>> start MATERIAL

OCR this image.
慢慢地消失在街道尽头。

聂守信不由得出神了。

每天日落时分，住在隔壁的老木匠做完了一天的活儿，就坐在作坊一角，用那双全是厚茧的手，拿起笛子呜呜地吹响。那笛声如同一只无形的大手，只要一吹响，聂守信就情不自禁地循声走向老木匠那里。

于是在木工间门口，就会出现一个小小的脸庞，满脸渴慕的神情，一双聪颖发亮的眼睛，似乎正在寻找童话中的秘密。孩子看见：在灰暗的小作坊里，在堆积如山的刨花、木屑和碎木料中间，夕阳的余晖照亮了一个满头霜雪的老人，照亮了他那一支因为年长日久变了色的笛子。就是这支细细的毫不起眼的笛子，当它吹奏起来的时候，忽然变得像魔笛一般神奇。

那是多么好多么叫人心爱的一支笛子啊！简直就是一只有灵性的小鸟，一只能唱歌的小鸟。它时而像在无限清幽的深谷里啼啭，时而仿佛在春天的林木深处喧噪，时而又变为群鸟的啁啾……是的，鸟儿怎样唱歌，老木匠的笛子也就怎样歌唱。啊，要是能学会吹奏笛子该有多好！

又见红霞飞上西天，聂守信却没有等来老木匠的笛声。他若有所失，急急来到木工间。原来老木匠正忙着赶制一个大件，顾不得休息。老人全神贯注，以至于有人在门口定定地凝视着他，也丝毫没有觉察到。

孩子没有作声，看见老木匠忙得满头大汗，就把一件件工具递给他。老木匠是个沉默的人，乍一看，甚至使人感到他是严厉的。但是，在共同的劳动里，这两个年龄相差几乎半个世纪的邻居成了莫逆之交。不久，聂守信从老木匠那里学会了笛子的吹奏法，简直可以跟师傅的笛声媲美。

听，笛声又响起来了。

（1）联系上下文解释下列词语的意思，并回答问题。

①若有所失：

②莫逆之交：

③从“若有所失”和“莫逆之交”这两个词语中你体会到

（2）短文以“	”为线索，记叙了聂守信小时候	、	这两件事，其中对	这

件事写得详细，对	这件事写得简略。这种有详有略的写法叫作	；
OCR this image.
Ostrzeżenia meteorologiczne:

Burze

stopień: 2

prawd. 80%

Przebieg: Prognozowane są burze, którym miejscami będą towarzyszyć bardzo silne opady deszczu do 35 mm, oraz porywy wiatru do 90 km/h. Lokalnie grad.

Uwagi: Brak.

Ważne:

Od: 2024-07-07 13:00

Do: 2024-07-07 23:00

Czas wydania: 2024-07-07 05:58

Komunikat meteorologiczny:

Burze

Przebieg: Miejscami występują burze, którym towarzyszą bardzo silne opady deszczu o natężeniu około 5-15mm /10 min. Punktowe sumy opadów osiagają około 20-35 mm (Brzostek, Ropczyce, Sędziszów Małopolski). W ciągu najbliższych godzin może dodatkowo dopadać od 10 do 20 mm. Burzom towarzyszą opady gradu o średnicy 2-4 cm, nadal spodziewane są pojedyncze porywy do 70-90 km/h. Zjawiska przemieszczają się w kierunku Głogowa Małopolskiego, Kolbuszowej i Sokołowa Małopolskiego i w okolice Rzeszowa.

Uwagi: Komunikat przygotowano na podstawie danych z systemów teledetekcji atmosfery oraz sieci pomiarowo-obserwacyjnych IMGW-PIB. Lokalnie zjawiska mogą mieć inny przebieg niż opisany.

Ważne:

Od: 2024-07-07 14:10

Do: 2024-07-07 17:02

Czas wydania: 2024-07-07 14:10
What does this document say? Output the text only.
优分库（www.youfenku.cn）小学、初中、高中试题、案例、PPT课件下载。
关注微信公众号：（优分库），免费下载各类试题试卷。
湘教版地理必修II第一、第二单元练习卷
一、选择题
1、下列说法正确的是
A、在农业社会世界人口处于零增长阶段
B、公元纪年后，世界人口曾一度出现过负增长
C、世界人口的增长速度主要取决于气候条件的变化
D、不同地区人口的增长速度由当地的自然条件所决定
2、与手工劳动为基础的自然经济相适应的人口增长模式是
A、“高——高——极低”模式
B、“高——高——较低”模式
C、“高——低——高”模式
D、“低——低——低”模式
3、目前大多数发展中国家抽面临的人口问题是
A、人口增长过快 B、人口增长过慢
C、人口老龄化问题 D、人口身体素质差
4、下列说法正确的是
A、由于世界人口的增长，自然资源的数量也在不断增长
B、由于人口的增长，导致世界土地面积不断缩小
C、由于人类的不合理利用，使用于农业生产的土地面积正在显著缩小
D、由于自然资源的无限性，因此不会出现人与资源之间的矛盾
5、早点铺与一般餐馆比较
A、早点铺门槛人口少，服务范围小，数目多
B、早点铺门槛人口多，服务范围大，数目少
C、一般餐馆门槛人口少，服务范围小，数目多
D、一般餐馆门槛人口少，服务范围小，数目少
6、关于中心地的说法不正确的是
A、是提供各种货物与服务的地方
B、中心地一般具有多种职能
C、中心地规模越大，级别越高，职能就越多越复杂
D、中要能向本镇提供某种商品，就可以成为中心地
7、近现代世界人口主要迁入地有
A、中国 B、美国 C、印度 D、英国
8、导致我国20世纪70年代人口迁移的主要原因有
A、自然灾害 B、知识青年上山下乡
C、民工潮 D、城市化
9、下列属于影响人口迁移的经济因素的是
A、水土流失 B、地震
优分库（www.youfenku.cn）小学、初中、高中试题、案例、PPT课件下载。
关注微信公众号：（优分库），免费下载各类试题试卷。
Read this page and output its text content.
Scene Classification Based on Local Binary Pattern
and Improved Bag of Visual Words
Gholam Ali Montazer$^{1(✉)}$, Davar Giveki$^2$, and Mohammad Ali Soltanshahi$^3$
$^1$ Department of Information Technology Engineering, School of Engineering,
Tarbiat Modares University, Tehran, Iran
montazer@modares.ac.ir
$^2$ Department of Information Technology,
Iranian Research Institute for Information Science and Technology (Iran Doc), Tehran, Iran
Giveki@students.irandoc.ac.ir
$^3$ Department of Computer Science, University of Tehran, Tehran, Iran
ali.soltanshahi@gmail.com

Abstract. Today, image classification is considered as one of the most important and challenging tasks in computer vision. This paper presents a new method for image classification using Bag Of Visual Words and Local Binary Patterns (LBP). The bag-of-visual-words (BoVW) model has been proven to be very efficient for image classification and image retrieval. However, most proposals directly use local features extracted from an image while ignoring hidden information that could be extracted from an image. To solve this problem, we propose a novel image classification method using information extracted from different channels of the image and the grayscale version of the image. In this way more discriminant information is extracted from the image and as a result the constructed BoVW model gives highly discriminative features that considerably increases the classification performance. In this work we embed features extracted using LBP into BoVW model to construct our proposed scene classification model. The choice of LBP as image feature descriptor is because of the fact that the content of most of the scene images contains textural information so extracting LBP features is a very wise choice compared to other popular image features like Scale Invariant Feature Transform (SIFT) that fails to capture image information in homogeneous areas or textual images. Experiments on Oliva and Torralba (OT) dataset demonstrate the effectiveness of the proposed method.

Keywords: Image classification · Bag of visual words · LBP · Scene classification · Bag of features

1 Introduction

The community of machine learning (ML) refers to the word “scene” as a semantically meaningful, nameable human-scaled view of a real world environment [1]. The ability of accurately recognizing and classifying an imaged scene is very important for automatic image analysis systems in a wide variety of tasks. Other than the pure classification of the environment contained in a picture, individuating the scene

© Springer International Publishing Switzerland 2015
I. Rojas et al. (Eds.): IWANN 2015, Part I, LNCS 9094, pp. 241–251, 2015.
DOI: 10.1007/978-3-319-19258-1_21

>> end MATERIAL

> _WHAT TO DO_: Which lines hold the word "Department"? Show each one.

> _THE RESULT_:
$^1$ Department of Information Technology Engineering, School of Engineering,
$^2$ Department of Information Technology,
$^3$ Department of Computer Science, University of Tehran, Tehran, Iran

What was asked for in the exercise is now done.